WHAT IS NEEDED:
Type the records out again in full, exactly.

LISTED RECORDS:
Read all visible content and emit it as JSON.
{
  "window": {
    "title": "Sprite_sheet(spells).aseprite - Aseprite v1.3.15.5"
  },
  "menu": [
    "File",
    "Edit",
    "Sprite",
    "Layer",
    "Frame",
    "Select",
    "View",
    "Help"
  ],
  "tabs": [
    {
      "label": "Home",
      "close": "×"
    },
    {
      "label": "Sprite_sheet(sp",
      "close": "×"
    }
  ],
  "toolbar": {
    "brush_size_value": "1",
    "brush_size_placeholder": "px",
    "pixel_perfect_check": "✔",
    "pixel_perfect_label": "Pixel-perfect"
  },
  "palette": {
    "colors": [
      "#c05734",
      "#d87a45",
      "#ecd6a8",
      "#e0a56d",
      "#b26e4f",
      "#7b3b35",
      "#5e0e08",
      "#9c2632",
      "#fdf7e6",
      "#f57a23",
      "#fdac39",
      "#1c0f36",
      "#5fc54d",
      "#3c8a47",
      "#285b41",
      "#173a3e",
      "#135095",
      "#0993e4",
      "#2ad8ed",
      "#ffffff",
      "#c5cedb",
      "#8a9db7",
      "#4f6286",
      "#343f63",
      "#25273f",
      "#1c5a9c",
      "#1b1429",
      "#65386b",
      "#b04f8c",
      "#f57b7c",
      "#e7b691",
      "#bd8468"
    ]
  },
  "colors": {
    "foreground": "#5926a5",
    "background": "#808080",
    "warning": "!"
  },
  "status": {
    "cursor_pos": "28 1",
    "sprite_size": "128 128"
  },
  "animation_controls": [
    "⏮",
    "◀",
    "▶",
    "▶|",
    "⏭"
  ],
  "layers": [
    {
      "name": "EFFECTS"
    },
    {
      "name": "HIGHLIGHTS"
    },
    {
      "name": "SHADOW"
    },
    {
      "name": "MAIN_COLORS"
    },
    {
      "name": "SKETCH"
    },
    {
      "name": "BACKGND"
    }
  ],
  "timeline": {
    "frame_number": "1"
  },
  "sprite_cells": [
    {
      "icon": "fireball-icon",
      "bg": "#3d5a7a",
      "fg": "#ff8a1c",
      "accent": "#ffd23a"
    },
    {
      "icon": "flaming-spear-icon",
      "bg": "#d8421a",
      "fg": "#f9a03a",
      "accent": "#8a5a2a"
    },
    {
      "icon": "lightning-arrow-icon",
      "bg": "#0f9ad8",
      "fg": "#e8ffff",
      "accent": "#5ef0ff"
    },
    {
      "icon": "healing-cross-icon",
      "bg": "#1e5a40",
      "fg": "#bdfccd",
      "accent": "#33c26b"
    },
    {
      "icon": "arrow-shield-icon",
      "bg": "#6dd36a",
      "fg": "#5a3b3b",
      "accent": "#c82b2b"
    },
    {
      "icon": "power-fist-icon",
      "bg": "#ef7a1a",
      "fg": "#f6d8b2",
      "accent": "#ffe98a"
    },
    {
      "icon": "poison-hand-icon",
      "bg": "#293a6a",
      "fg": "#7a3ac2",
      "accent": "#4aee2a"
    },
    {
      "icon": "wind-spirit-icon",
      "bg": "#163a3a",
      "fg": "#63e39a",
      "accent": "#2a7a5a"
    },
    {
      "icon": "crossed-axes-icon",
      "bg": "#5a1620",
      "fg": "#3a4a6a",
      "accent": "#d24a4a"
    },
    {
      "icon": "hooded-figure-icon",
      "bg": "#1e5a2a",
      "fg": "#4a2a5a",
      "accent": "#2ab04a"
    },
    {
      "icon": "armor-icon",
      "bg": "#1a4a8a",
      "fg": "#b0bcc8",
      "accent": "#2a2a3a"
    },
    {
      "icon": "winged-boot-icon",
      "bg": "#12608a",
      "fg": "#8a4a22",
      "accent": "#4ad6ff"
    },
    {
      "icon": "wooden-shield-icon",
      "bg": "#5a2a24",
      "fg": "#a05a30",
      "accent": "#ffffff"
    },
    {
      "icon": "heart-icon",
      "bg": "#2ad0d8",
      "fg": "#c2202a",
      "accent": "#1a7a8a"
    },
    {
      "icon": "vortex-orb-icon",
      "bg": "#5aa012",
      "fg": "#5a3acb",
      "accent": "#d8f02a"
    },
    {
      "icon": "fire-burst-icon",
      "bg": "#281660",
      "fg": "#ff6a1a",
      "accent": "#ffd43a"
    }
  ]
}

CORRECT RESULT:
Read all visible content and emit it as JSON.
{
  "window": {
    "title": "Sprite_sheet(spells).aseprite - Aseprite v1.3.15.5"
  },
  "menu": [
    "File",
    "Edit",
    "Sprite",
    "Layer",
    "Frame",
    "Select",
    "View",
    "Help"
  ],
  "tabs": [
    {
      "label": "Home",
      "close": "×"
    },
    {
      "label": "Sprite_sheet(sp",
      "close": "×"
    }
  ],
  "toolbar": {
    "brush_size_value": "1",
    "brush_size_placeholder": "px",
    "pixel_perfect_check": "✔",
    "pixel_perfect_label": "Pixel-perfect"
  },
  "palette": {
    "colors": [
      "#c05734",
      "#d87a45",
      "#ecd6a8",
      "#e0a56d",
      "#b26e4f",
      "#7b3b35",
      "#5e0e08",
      "#9c2632",
      "#fdf7e6",
      "#f57a23",
      "#fdac39",
      "#1c0f36",
      "#5fc54d",
      "#3c8a47",
      "#285b41",
      "#173a3e",
      "#135095",
      "#0993e4",
      "#2ad8ed",
      "#ffffff",
      "#c5cedb",
      "#8a9db7",
      "#4f6286",
      "#343f63",
      "#25273f",
      "#1c5a9c",
      "#1b1429",
      "#65386b",
      "#b04f8c",
      "#f57b7c",
      "#e7b691",
      "#bd8468"
    ]
  },
  "colors": {
    "foreground": "#5926a5",
    "background": "#808080",
    "warning": "!"
  },
  "status": {
    "cursor_pos": "28 1",
    "sprite_size": "128 128"
  },
  "animation_controls": [
    "⏮",
    "◀",
    "▶",
    "▶|",
    "⏭"
  ],
  "layers": [
    {
      "name": "EFFECTS"
    },
    {
      "name": "HIGHLIGHTS"
    },
    {
      "name": "SHADOW"
    },
    {
      "name": "MAIN_COLORS"
    },
    {
      "name": "SKETCH"
    },
    {
      "name": "BACKGND"
    }
  ],
  "timeline": {
    "frame_number": "1"
  },
  "sprite_cells": [
    {
      "icon": "fireball-icon",
      "bg": "#3d5a7a",
      "fg": "#ff8a1c",
      "accent": "#ffd23a"
    },
    {
      "icon": "flaming-spear-icon",
      "bg": "#d8421a",
      "fg": "#f9a03a",
      "accent": "#8a5a2a"
    },
    {
      "icon": "lightning-arrow-icon",
      "bg": "#0f9ad8",
      "fg": "#e8ffff",
      "accent": "#5ef0ff"
    },
    {
      "icon": "healing-cross-icon",
      "bg": "#1e5a40",
      "fg": "#bdfccd",
      "accent": "#33c26b"
    },
    {
      "icon": "arrow-shield-icon",
      "bg": "#6dd36a",
      "fg": "#5a3b3b",
      "accent": "#c82b2b"
    },
    {
      "icon": "power-fist-icon",
      "bg": "#ef7a1a",
      "fg": "#f6d8b2",
      "accent": "#ffe98a"
    },
    {
      "icon": "poison-hand-icon",
      "bg": "#293a6a",
      "fg": "#7a3ac2",
      "accent": "#4aee2a"
    },
    {
      "icon": "wind-spirit-icon",
      "bg": "#163a3a",
      "fg": "#63e39a",
      "accent": "#2a7a5a"
    },
    {
      "icon": "crossed-axes-icon",
      "bg": "#5a1620",
      "fg": "#3a4a6a",
      "accent": "#d24a4a"
    },
    {
      "icon": "hooded-figure-icon",
      "bg": "#1e5a2a",
      "fg": "#4a2a5a",
      "accent": "#2ab04a"
    },
    {
      "icon": "armor-icon",
      "bg": "#1a4a8a",
      "fg": "#b0bcc8",
      "accent": "#2a2a3a"
    },
    {
      "icon": "winged-boot-icon",
      "bg": "#12608a",
      "fg": "#8a4a22",
      "accent": "#4ad6ff"
    },
    {
      "icon": "wooden-shield-icon",
      "bg": "#5a2a24",
      "fg": "#a05a30",
      "accent": "#ffffff"
    },
    {
      "icon": "heart-icon",
      "bg": "#2ad0d8",
      "fg": "#c2202a",
      "accent": "#1a7a8a"
    },
    {
      "icon": "vortex-orb-icon",
      "bg": "#5aa012",
      "fg": "#5a3acb",
      "accent": "#d8f02a"
    },
    {
      "icon": "fire-burst-icon",
      "bg": "#281660",
      "fg": "#ff6a1a",
      "accent": "#ffd43a"
    }
  ]
}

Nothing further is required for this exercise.